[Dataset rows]
** Begin **

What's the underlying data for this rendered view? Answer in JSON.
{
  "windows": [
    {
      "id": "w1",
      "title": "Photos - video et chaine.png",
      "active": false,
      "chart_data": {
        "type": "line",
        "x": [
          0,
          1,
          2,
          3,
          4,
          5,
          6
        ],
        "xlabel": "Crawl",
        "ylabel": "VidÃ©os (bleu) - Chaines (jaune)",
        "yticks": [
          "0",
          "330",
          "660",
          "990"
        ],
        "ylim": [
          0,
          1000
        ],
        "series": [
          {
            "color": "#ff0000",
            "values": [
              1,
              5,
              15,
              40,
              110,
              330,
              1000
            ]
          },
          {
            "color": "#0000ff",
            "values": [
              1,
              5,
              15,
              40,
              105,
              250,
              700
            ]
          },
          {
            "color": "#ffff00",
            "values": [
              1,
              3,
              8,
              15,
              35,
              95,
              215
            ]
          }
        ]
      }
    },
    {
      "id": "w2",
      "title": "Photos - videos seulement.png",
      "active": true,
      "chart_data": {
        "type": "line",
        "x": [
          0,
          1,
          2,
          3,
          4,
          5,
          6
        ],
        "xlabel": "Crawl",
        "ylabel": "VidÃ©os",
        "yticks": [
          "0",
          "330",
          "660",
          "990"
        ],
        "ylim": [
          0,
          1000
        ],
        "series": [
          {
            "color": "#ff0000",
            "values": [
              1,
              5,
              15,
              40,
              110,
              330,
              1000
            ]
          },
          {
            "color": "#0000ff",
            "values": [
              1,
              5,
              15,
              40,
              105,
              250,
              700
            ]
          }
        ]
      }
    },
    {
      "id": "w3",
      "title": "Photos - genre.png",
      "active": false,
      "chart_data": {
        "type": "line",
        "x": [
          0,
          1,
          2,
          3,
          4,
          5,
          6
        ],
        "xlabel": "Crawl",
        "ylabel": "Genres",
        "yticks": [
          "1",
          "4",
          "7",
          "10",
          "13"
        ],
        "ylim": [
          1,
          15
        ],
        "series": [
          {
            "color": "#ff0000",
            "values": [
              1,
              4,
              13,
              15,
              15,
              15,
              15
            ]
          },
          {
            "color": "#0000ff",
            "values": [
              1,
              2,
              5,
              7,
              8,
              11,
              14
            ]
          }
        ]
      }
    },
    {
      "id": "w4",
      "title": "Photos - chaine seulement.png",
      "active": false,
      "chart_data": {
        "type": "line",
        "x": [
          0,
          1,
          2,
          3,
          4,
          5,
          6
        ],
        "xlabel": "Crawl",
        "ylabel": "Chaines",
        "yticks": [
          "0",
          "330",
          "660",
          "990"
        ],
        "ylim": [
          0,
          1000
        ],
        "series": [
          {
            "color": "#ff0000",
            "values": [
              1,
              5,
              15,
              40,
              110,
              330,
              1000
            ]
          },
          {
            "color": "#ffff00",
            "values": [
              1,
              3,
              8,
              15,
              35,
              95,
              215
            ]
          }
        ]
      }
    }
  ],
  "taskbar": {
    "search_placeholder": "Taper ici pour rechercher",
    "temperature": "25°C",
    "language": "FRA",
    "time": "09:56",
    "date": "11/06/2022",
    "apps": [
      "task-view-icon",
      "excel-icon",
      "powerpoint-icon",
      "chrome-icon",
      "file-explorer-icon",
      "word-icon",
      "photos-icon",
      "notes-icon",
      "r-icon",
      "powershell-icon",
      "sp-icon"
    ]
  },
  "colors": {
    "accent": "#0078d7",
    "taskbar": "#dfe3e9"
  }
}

** End **

Problem ->
Copy in full each line that holds the word "seulement".

Solution for this problem ->
      "title": "Photos - videos seulement.png",
      "title": "Photos - chaine seulement.png",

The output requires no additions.